AIM:
Within the records below, find each line that holds the string "Main", then copy it.
+++++
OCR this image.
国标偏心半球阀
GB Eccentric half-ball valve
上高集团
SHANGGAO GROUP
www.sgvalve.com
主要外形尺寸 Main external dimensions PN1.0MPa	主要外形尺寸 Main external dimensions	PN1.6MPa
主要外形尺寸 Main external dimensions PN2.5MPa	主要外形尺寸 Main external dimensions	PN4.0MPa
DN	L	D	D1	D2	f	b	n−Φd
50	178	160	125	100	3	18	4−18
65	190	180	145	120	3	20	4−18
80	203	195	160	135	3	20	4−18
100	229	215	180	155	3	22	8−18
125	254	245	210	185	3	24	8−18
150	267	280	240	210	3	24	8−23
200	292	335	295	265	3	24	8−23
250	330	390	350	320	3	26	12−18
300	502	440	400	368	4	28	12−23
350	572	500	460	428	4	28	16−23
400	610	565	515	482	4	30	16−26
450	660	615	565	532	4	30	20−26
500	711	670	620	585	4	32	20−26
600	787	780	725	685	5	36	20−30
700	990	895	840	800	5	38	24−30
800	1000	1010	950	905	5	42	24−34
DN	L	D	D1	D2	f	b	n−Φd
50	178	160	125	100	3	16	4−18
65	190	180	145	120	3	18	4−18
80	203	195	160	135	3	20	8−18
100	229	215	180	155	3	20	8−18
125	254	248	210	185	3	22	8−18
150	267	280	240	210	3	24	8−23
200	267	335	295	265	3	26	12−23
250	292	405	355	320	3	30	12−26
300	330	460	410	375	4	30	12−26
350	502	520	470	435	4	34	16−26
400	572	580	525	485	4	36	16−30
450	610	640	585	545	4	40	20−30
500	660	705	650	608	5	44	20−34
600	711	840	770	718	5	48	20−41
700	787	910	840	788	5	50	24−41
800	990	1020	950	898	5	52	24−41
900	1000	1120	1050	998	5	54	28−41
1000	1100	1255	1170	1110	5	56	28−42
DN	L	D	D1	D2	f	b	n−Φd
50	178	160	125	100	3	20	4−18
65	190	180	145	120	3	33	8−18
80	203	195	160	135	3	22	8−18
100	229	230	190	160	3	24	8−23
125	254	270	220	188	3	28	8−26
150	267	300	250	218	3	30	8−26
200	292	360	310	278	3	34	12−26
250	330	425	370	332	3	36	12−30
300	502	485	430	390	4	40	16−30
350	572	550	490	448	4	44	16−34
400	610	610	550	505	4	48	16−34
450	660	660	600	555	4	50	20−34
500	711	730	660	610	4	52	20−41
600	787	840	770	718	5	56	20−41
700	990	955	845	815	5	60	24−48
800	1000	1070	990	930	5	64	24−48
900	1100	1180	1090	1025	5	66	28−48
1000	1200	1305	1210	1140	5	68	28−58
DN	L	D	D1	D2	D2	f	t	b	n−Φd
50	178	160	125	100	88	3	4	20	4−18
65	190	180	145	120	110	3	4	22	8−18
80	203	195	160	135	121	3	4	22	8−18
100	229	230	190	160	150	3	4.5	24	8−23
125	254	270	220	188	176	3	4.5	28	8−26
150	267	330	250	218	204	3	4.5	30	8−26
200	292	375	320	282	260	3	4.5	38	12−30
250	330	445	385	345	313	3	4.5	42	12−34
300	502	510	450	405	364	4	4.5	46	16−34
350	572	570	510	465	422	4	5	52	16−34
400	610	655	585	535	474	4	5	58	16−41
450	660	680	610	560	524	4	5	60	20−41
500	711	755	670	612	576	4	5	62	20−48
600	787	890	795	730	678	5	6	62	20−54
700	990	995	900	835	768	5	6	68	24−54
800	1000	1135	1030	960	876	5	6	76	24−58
+++++
TASK ANSWER:
主要外形尺寸 Main external dimensions PN1.0MPa	主要外形尺寸 Main external dimensions	PN1.6MPa
主要外形尺寸 Main external dimensions PN2.5MPa	主要外形尺寸 Main external dimensions	PN4.0MPa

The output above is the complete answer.